---- Entries shown
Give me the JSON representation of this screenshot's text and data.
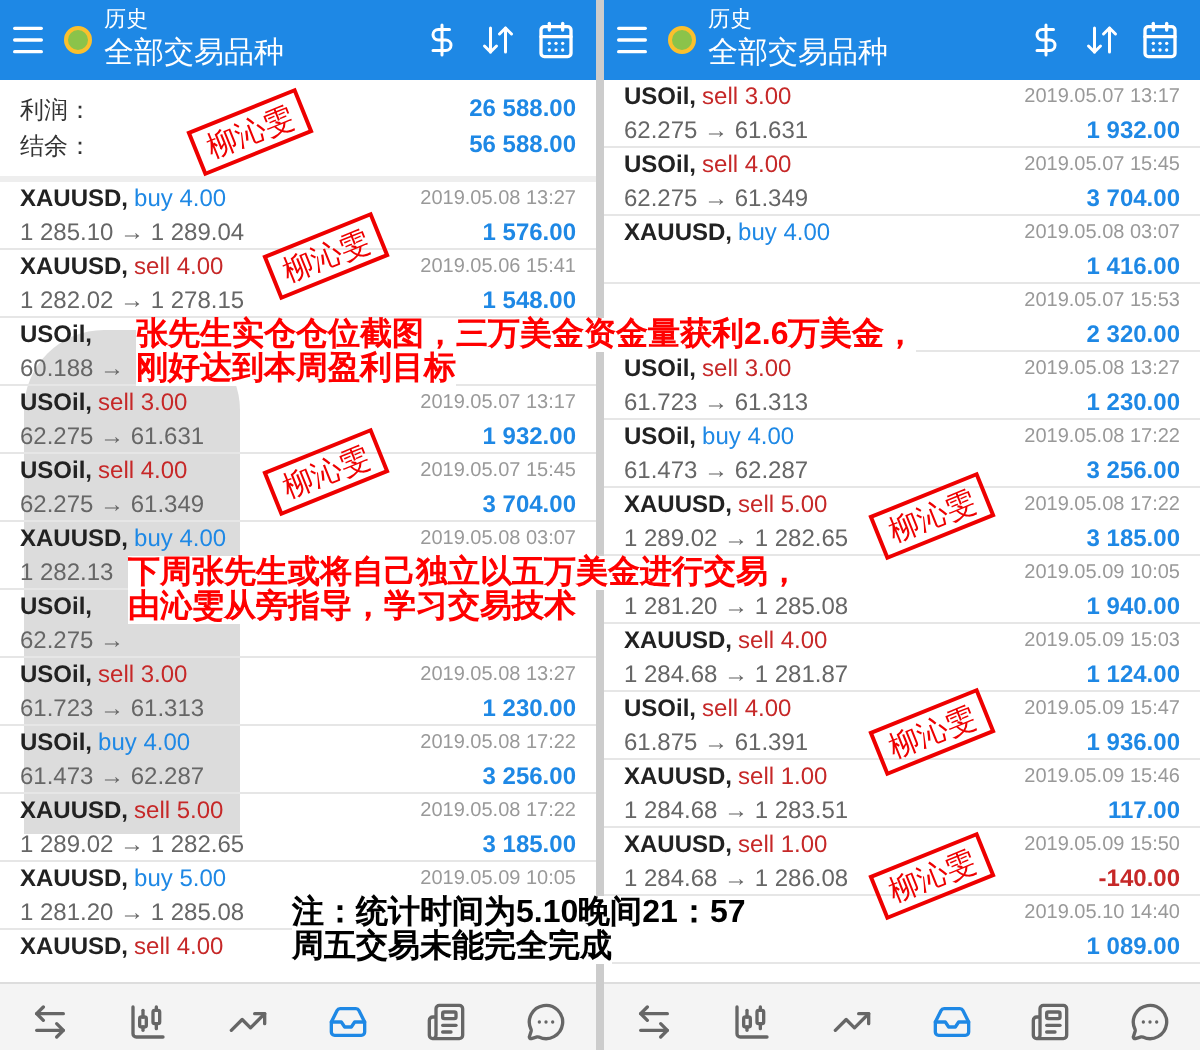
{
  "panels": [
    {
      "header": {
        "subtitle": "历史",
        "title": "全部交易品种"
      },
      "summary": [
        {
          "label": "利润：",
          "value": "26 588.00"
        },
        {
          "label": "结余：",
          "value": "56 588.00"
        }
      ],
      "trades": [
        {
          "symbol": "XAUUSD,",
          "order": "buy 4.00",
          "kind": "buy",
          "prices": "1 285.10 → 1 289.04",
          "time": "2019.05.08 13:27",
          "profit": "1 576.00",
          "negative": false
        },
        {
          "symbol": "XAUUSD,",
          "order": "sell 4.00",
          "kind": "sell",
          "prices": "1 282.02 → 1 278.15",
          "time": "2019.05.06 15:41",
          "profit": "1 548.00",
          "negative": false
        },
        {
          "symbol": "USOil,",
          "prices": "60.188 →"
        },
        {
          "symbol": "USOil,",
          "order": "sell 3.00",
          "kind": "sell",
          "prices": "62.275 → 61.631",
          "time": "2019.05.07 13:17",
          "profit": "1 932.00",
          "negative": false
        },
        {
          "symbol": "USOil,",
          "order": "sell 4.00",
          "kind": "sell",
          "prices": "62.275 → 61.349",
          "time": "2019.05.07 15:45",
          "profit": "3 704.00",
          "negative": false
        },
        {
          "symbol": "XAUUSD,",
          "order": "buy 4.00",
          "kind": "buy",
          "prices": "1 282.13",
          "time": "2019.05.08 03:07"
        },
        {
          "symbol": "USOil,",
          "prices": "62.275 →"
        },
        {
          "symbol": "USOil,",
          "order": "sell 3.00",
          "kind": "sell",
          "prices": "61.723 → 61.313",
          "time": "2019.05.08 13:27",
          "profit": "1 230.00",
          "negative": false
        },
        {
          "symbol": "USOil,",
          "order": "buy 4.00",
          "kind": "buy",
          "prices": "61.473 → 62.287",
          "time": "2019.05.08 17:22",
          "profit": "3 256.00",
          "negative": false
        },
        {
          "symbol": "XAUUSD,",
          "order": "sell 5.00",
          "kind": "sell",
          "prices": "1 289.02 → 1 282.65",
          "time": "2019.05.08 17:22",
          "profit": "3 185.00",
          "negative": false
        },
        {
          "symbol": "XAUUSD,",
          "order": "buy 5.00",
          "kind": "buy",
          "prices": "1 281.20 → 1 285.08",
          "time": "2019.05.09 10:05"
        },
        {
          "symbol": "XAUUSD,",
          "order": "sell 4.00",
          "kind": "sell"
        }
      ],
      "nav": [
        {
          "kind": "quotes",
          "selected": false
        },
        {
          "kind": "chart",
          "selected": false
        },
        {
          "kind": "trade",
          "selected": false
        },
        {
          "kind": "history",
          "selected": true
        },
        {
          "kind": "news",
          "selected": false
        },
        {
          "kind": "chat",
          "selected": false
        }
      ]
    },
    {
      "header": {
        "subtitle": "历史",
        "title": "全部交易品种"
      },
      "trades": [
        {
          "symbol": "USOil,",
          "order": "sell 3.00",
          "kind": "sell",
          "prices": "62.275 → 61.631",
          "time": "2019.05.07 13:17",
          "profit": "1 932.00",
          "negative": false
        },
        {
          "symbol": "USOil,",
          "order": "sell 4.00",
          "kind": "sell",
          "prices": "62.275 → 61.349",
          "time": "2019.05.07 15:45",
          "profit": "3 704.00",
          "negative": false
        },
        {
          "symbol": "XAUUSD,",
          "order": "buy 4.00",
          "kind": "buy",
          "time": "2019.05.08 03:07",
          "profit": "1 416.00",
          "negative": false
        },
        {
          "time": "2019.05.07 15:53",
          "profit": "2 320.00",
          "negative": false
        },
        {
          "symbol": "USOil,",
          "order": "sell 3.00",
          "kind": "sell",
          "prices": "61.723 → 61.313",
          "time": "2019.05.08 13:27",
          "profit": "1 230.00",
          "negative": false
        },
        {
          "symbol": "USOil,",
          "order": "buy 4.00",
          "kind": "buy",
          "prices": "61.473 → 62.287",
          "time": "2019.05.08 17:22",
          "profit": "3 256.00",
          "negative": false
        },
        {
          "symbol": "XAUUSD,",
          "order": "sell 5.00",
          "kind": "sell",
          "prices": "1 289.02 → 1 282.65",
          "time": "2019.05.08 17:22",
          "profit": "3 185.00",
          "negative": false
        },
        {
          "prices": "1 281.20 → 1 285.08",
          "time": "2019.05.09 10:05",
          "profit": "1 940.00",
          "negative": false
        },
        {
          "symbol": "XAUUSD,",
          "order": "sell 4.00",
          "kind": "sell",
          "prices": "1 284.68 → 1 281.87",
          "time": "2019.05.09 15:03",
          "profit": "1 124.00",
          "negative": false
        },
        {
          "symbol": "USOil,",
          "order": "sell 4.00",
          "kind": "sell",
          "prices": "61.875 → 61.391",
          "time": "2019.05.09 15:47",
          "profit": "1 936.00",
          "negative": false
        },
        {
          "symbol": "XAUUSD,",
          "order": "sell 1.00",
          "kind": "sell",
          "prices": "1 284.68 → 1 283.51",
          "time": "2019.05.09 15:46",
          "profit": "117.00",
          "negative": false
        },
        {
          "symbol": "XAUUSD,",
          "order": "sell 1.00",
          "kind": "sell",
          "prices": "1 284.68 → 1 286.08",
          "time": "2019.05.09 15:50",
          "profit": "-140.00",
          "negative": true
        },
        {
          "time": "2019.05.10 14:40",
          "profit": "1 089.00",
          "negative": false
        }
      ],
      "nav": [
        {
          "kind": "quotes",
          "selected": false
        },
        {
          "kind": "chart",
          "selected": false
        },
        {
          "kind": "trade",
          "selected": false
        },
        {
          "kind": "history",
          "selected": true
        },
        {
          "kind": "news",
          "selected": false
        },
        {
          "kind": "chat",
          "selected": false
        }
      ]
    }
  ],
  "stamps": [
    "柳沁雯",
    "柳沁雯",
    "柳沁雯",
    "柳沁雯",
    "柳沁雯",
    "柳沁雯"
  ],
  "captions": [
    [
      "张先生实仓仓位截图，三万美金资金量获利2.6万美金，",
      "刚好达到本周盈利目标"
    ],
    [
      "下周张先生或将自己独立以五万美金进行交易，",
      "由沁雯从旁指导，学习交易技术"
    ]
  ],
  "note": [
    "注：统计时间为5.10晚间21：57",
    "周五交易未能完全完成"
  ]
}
--------
---- Entries shown
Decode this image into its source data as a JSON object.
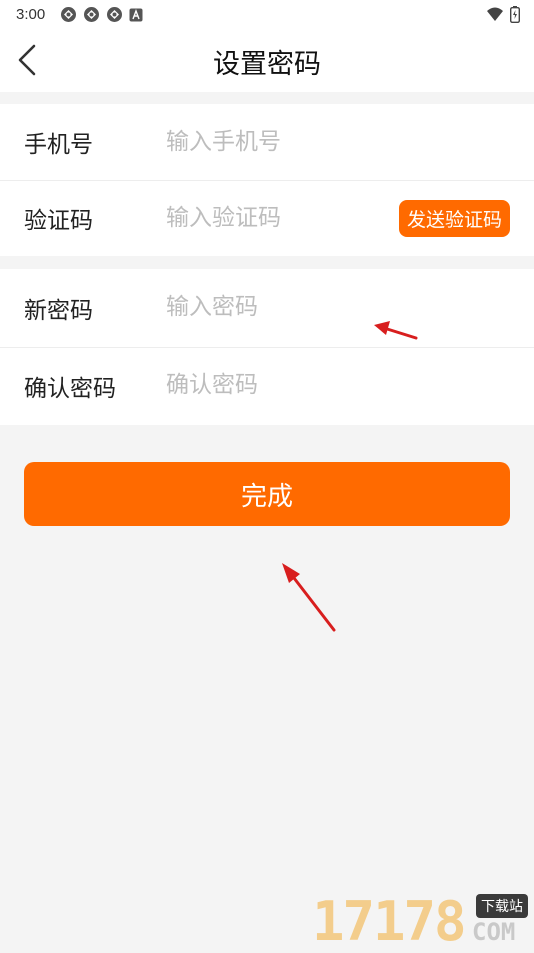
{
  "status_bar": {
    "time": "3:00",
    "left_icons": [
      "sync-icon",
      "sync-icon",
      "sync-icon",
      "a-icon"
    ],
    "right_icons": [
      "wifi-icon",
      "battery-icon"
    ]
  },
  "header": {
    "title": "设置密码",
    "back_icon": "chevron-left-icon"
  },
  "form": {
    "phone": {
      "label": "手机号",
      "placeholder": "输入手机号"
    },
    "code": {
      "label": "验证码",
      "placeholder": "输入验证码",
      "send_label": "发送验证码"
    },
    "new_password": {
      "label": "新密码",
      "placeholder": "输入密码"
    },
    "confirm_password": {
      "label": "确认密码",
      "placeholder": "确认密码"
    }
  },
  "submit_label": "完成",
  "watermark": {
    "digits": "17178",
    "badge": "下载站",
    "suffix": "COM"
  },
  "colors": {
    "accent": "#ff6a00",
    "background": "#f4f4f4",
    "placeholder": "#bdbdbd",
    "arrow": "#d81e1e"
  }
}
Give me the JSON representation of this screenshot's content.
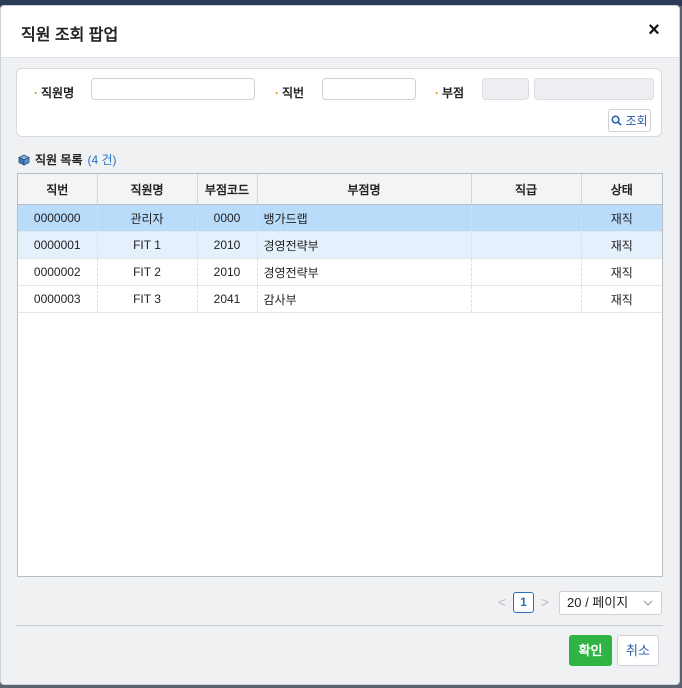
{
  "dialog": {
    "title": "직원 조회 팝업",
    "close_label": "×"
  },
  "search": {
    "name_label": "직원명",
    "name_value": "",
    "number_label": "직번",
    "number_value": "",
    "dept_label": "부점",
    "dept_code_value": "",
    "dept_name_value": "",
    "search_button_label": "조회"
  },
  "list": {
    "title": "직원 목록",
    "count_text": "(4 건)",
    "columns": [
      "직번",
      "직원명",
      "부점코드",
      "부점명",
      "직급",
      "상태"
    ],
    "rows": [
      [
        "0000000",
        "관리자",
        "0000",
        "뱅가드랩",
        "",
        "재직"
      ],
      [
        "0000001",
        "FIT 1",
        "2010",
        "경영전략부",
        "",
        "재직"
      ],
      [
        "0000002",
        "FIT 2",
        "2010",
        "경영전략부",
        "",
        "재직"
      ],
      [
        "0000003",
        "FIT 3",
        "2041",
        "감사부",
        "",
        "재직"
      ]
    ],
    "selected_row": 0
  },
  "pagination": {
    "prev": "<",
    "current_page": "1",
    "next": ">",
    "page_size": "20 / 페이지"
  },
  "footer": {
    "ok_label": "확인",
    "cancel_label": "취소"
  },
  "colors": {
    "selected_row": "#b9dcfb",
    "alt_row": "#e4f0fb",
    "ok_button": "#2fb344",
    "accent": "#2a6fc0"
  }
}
--------
Instruction: Each line that holds the word "JSON" is to be copied.

Exercise output:
Give me the JSON representation of this screenshot's text and data.
Decode this image into its source data as a JSON object.
Give me the JSON representation of this screenshot's content.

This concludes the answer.